▼

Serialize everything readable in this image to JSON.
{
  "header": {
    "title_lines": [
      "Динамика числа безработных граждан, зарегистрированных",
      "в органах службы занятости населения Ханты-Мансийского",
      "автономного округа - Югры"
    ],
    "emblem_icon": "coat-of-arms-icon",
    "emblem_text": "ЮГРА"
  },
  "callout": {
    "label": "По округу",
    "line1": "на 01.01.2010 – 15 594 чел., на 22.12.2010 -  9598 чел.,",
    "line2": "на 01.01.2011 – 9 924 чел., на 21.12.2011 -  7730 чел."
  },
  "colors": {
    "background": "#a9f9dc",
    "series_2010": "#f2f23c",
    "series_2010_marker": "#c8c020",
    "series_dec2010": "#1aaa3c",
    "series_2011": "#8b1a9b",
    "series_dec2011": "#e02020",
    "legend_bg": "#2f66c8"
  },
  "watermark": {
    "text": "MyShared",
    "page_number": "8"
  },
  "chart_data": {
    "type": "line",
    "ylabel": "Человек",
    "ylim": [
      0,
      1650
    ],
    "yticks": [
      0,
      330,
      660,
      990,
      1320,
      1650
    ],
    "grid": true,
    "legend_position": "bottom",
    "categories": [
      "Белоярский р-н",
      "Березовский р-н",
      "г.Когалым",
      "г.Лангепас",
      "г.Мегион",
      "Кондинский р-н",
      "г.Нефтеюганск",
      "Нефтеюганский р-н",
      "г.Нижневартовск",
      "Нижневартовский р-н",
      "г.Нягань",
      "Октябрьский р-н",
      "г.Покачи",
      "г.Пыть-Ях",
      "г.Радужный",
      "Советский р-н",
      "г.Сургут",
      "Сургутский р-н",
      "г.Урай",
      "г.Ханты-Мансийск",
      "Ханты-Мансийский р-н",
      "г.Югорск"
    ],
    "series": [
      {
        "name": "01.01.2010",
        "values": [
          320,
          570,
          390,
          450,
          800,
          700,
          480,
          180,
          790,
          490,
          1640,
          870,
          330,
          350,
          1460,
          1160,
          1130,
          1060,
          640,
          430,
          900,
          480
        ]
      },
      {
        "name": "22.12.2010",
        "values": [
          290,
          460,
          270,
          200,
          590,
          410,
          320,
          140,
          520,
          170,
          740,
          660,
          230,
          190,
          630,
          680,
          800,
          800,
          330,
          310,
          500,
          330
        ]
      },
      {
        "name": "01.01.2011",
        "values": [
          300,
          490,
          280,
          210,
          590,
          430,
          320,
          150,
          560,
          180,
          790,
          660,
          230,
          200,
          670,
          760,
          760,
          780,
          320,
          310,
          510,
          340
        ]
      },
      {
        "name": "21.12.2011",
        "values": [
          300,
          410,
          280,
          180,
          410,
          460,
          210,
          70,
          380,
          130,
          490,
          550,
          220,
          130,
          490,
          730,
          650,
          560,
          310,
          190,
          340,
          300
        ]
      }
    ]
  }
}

▲

TASK GOAL:
Within the listing above, find every line containing the string "name" and return it.

FINAL RESULT:
        "name": "01.01.2010",
        "name": "22.12.2010",
        "name": "01.01.2011",
        "name": "21.12.2011",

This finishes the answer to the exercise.